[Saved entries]
[Begin]

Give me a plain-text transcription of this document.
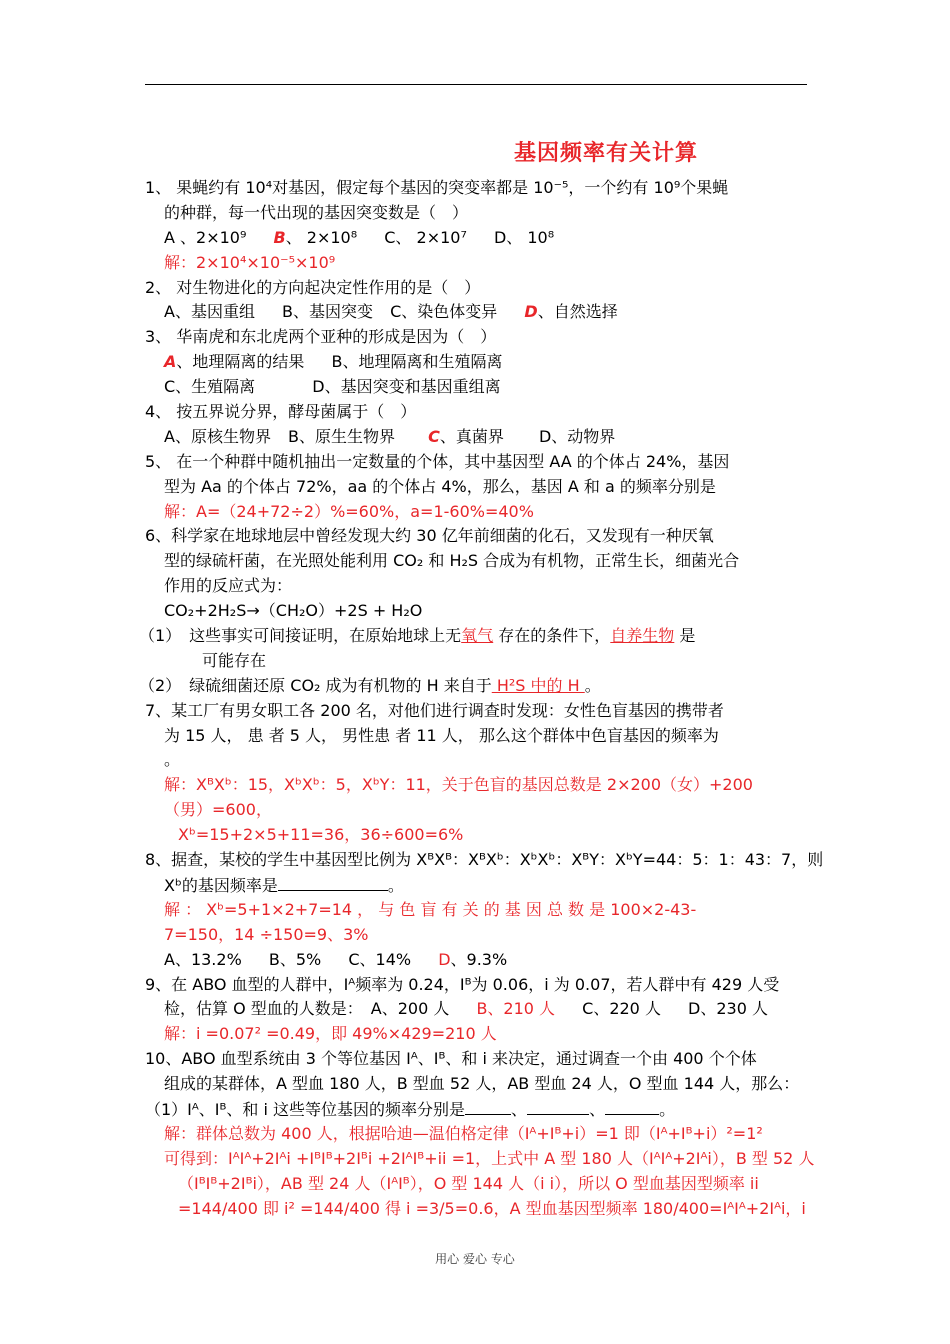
基因频率有关计算
1、 果蝇约有 10⁴对基因，假定每个基因的突变率都是 10⁻⁵，一个约有 10⁹个果蝇
的种群，每一代出现的基因突变数是（　）
A 、2×10⁹ B、 2×10⁸ C、 2×10⁷ D、 10⁸
解：2×10⁴×10⁻⁵×10⁹
2、 对生物进化的方向起决定性作用的是（　）
A、基因重组 B、基因突变 C、染色体变异 D、自然选择
3、 华南虎和东北虎两个亚种的形成是因为（　）
A、地理隔离的结果 B、地理隔离和生殖隔离
C、生殖隔离	D、基因突变和基因重组离
4、 按五界说分界，酵母菌属于（　）
A、原核生物界 B、原生生物界 C、真菌界 D、动物界
5、 在一个种群中随机抽出一定数量的个体，其中基因型 AA 的个体占 24%，基因
型为 Aa 的个体占 72%，aa 的个体占 4%，那么，基因 A 和 a 的频率分别是
解：A=（24+72÷2）%=60%，a=1-60%=40%
6、科学家在地球地层中曾经发现大约 30 亿年前细菌的化石，又发现有一种厌氧
型的绿硫杆菌，在光照处能利用 CO₂ 和 H₂S 合成为有机物，正常生长，细菌光合
作用的反应式为：
CO₂+2H₂S→（CH₂O）+2S + H₂O
（1）　这些事实可间接证明，在原始地球上无氧气 存在的条件下，自养生物 是
可能存在
（2）　绿硫细菌还原 CO₂ 成为有机物的 H 来自于 H²S 中的 H 。
7、某工厂有男女职工各 200 名，对他们进行调查时发现：女性色盲基因的携带者
为 15 人， 患 者 5 人， 男性患 者 11 人， 那么这个群体中色盲基因的频率为
。
解：XᴮXᵇ：15，XᵇXᵇ：5，XᵇY：11，关于色盲的基因总数是 2×200（女）+200
（男）=600，
Xᵇ=15+2×5+11=36，36÷600=6%
8、据查，某校的学生中基因型比例为 XᴮXᴮ：XᴮXᵇ：XᵇXᵇ：XᴮY：XᵇY=44：5：1：43：7，则
Xᵇ的基因频率是	。
解 ： Xᵇ=5+1×2+7=14 ， 与 色 盲 有 关 的 基 因 总 数 是 100×2-43-
7=150，14 ÷150=9、3%
A、13.2% B、5% C、14% D、9.3%
9、在 ABO 血型的人群中，Iᴬ频率为 0.24，Iᴮ为 0.06，i 为 0.07，若人群中有 429 人受
检，估算 O 型血的人数是：　A、200 人 B、210 人 C、220 人 D、230 人
解：i =0.07² =0.49，即 49%×429=210 人
10、ABO 血型系统由 3 个等位基因 Iᴬ、Iᴮ、和 i 来决定，通过调查一个由 400 个个体
组成的某群体，A 型血 180 人，B 型血 52 人，AB 型血 24 人，O 型血 144 人，那么：
（1）Iᴬ、Iᴮ、和 i 这些等位基因的频率分别是	、	、	。
解：群体总数为 400 人，根据哈迪—温伯格定律（Iᴬ+Iᴮ+i）=1 即（Iᴬ+Iᴮ+i）²=1²
可得到：IᴬIᴬ+2Iᴬi +IᴮIᴮ+2Iᴮi +2IᴬIᴮ+ii =1，上式中 A 型 180 人（IᴬIᴬ+2Iᴬi），B 型 52 人
（IᴮIᴮ+2Iᴮi），AB 型 24 人（IᴬIᴮ），O 型 144 人（i i），所以 O 型血基因型频率 ii
=144/400 即 i² =144/400 得 i =3/5=0.6，A 型血基因型频率 180/400=IᴬIᴬ+2Iᴬi，i
用心 爱心 专心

[End]

Stated goal.
From the data above, count the lines where "XᵇXᵇ" occurs and give that figure and nothing else.

Answer to the exercise.
2